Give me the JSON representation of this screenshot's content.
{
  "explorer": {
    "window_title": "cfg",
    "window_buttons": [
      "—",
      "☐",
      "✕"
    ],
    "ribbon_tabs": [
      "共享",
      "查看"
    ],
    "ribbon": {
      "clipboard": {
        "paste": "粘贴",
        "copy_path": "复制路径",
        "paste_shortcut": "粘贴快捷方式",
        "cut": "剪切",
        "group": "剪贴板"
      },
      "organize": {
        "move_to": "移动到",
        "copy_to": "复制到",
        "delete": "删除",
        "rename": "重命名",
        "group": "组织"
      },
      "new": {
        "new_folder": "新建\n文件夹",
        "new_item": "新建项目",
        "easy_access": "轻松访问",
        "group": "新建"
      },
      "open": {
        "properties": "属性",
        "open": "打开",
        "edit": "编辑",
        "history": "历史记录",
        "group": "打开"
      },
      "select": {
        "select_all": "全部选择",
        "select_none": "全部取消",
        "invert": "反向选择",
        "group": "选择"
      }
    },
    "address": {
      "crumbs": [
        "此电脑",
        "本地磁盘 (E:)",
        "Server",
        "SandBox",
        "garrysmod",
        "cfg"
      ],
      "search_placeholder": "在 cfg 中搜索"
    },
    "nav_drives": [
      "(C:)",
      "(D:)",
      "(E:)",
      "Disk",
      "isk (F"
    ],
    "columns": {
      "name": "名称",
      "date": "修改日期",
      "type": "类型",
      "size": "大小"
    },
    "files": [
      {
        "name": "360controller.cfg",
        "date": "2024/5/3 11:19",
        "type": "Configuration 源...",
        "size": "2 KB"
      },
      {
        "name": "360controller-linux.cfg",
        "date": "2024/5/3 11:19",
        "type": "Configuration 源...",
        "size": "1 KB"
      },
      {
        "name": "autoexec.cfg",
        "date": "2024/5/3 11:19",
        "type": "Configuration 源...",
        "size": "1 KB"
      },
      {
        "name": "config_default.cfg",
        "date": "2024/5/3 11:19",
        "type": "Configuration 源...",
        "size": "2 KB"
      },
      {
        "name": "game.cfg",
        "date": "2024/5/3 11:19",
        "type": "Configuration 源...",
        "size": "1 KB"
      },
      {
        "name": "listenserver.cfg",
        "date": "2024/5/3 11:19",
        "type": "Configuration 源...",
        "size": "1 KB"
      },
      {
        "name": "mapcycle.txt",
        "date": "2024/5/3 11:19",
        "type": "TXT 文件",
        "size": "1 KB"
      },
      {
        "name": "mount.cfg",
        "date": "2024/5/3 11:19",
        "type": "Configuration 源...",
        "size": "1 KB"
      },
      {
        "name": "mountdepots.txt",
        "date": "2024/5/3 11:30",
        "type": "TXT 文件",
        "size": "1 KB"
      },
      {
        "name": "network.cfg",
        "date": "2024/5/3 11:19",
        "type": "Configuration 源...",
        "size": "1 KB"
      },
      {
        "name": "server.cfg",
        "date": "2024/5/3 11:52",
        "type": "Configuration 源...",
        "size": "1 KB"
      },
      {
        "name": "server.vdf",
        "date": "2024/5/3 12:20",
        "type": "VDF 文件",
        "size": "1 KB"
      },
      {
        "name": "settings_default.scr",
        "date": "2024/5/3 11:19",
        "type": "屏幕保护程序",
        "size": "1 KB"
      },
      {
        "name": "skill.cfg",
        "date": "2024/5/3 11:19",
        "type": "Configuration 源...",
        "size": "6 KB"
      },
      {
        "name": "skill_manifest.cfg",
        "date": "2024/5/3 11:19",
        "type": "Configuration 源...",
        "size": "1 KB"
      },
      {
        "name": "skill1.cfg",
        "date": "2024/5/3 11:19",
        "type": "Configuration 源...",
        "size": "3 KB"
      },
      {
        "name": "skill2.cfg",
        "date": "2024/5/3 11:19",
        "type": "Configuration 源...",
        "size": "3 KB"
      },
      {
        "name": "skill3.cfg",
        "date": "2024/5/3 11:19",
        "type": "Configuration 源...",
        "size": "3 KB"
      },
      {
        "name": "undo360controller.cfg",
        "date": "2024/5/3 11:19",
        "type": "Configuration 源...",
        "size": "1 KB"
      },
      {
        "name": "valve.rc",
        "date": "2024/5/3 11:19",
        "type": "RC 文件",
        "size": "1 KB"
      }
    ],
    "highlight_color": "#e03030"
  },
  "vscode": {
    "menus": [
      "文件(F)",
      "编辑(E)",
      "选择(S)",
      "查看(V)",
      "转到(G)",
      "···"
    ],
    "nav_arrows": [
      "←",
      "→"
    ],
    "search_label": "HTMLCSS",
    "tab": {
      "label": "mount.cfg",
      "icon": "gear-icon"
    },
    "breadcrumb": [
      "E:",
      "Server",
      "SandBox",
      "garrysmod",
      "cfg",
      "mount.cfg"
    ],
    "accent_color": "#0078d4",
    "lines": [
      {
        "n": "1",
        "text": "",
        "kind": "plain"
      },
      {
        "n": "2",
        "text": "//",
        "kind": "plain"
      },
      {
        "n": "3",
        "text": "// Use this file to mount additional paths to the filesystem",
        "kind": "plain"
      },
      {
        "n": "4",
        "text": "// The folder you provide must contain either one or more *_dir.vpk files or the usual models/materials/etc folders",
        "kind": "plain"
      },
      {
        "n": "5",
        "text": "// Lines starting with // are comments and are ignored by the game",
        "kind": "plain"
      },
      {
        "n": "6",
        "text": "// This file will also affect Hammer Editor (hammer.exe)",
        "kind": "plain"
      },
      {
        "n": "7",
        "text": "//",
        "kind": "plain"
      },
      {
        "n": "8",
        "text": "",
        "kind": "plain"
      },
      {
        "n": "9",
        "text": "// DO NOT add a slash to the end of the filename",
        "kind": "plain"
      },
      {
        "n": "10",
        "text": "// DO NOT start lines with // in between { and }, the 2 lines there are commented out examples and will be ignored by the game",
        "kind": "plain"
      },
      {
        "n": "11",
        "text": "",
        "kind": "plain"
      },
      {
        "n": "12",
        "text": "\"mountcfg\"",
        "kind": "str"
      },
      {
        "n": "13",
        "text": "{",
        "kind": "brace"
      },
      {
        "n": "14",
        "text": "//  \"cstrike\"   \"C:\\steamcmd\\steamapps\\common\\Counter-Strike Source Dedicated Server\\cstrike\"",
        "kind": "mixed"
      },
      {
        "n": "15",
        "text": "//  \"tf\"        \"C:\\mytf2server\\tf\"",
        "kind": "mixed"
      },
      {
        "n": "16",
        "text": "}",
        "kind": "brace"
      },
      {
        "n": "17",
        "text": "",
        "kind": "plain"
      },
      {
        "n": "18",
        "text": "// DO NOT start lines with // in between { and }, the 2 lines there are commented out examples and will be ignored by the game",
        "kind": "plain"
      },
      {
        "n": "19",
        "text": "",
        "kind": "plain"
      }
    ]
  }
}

• WHAT YOU SHOULD DO: Extract every entry in the listing word for word.

• RESPONSE TO THE TASK:
Give me the JSON representation of this screenshot's content.
{
  "explorer": {
    "window_title": "cfg",
    "window_buttons": [
      "—",
      "☐",
      "✕"
    ],
    "ribbon_tabs": [
      "共享",
      "查看"
    ],
    "ribbon": {
      "clipboard": {
        "paste": "粘贴",
        "copy_path": "复制路径",
        "paste_shortcut": "粘贴快捷方式",
        "cut": "剪切",
        "group": "剪贴板"
      },
      "organize": {
        "move_to": "移动到",
        "copy_to": "复制到",
        "delete": "删除",
        "rename": "重命名",
        "group": "组织"
      },
      "new": {
        "new_folder": "新建\n文件夹",
        "new_item": "新建项目",
        "easy_access": "轻松访问",
        "group": "新建"
      },
      "open": {
        "properties": "属性",
        "open": "打开",
        "edit": "编辑",
        "history": "历史记录",
        "group": "打开"
      },
      "select": {
        "select_all": "全部选择",
        "select_none": "全部取消",
        "invert": "反向选择",
        "group": "选择"
      }
    },
    "address": {
      "crumbs": [
        "此电脑",
        "本地磁盘 (E:)",
        "Server",
        "SandBox",
        "garrysmod",
        "cfg"
      ],
      "search_placeholder": "在 cfg 中搜索"
    },
    "nav_drives": [
      "(C:)",
      "(D:)",
      "(E:)",
      "Disk",
      "isk (F"
    ],
    "columns": {
      "name": "名称",
      "date": "修改日期",
      "type": "类型",
      "size": "大小"
    },
    "files": [
      {
        "name": "360controller.cfg",
        "date": "2024/5/3 11:19",
        "type": "Configuration 源...",
        "size": "2 KB"
      },
      {
        "name": "360controller-linux.cfg",
        "date": "2024/5/3 11:19",
        "type": "Configuration 源...",
        "size": "1 KB"
      },
      {
        "name": "autoexec.cfg",
        "date": "2024/5/3 11:19",
        "type": "Configuration 源...",
        "size": "1 KB"
      },
      {
        "name": "config_default.cfg",
        "date": "2024/5/3 11:19",
        "type": "Configuration 源...",
        "size": "2 KB"
      },
      {
        "name": "game.cfg",
        "date": "2024/5/3 11:19",
        "type": "Configuration 源...",
        "size": "1 KB"
      },
      {
        "name": "listenserver.cfg",
        "date": "2024/5/3 11:19",
        "type": "Configuration 源...",
        "size": "1 KB"
      },
      {
        "name": "mapcycle.txt",
        "date": "2024/5/3 11:19",
        "type": "TXT 文件",
        "size": "1 KB"
      },
      {
        "name": "mount.cfg",
        "date": "2024/5/3 11:19",
        "type": "Configuration 源...",
        "size": "1 KB"
      },
      {
        "name": "mountdepots.txt",
        "date": "2024/5/3 11:30",
        "type": "TXT 文件",
        "size": "1 KB"
      },
      {
        "name": "network.cfg",
        "date": "2024/5/3 11:19",
        "type": "Configuration 源...",
        "size": "1 KB"
      },
      {
        "name": "server.cfg",
        "date": "2024/5/3 11:52",
        "type": "Configuration 源...",
        "size": "1 KB"
      },
      {
        "name": "server.vdf",
        "date": "2024/5/3 12:20",
        "type": "VDF 文件",
        "size": "1 KB"
      },
      {
        "name": "settings_default.scr",
        "date": "2024/5/3 11:19",
        "type": "屏幕保护程序",
        "size": "1 KB"
      },
      {
        "name": "skill.cfg",
        "date": "2024/5/3 11:19",
        "type": "Configuration 源...",
        "size": "6 KB"
      },
      {
        "name": "skill_manifest.cfg",
        "date": "2024/5/3 11:19",
        "type": "Configuration 源...",
        "size": "1 KB"
      },
      {
        "name": "skill1.cfg",
        "date": "2024/5/3 11:19",
        "type": "Configuration 源...",
        "size": "3 KB"
      },
      {
        "name": "skill2.cfg",
        "date": "2024/5/3 11:19",
        "type": "Configuration 源...",
        "size": "3 KB"
      },
      {
        "name": "skill3.cfg",
        "date": "2024/5/3 11:19",
        "type": "Configuration 源...",
        "size": "3 KB"
      },
      {
        "name": "undo360controller.cfg",
        "date": "2024/5/3 11:19",
        "type": "Configuration 源...",
        "size": "1 KB"
      },
      {
        "name": "valve.rc",
        "date": "2024/5/3 11:19",
        "type": "RC 文件",
        "size": "1 KB"
      }
    ],
    "highlight_color": "#e03030"
  },
  "vscode": {
    "menus": [
      "文件(F)",
      "编辑(E)",
      "选择(S)",
      "查看(V)",
      "转到(G)",
      "···"
    ],
    "nav_arrows": [
      "←",
      "→"
    ],
    "search_label": "HTMLCSS",
    "tab": {
      "label": "mount.cfg",
      "icon": "gear-icon"
    },
    "breadcrumb": [
      "E:",
      "Server",
      "SandBox",
      "garrysmod",
      "cfg",
      "mount.cfg"
    ],
    "accent_color": "#0078d4",
    "lines": [
      {
        "n": "1",
        "text": "",
        "kind": "plain"
      },
      {
        "n": "2",
        "text": "//",
        "kind": "plain"
      },
      {
        "n": "3",
        "text": "// Use this file to mount additional paths to the filesystem",
        "kind": "plain"
      },
      {
        "n": "4",
        "text": "// The folder you provide must contain either one or more *_dir.vpk files or the usual models/materials/etc folders",
        "kind": "plain"
      },
      {
        "n": "5",
        "text": "// Lines starting with // are comments and are ignored by the game",
        "kind": "plain"
      },
      {
        "n": "6",
        "text": "// This file will also affect Hammer Editor (hammer.exe)",
        "kind": "plain"
      },
      {
        "n": "7",
        "text": "//",
        "kind": "plain"
      },
      {
        "n": "8",
        "text": "",
        "kind": "plain"
      },
      {
        "n": "9",
        "text": "// DO NOT add a slash to the end of the filename",
        "kind": "plain"
      },
      {
        "n": "10",
        "text": "// DO NOT start lines with // in between { and }, the 2 lines there are commented out examples and will be ignored by the game",
        "kind": "plain"
      },
      {
        "n": "11",
        "text": "",
        "kind": "plain"
      },
      {
        "n": "12",
        "text": "\"mountcfg\"",
        "kind": "str"
      },
      {
        "n": "13",
        "text": "{",
        "kind": "brace"
      },
      {
        "n": "14",
        "text": "//  \"cstrike\"   \"C:\\steamcmd\\steamapps\\common\\Counter-Strike Source Dedicated Server\\cstrike\"",
        "kind": "mixed"
      },
      {
        "n": "15",
        "text": "//  \"tf\"        \"C:\\mytf2server\\tf\"",
        "kind": "mixed"
      },
      {
        "n": "16",
        "text": "}",
        "kind": "brace"
      },
      {
        "n": "17",
        "text": "",
        "kind": "plain"
      },
      {
        "n": "18",
        "text": "// DO NOT start lines with // in between { and }, the 2 lines there are commented out examples and will be ignored by the game",
        "kind": "plain"
      },
      {
        "n": "19",
        "text": "",
        "kind": "plain"
      }
    ]
  }
}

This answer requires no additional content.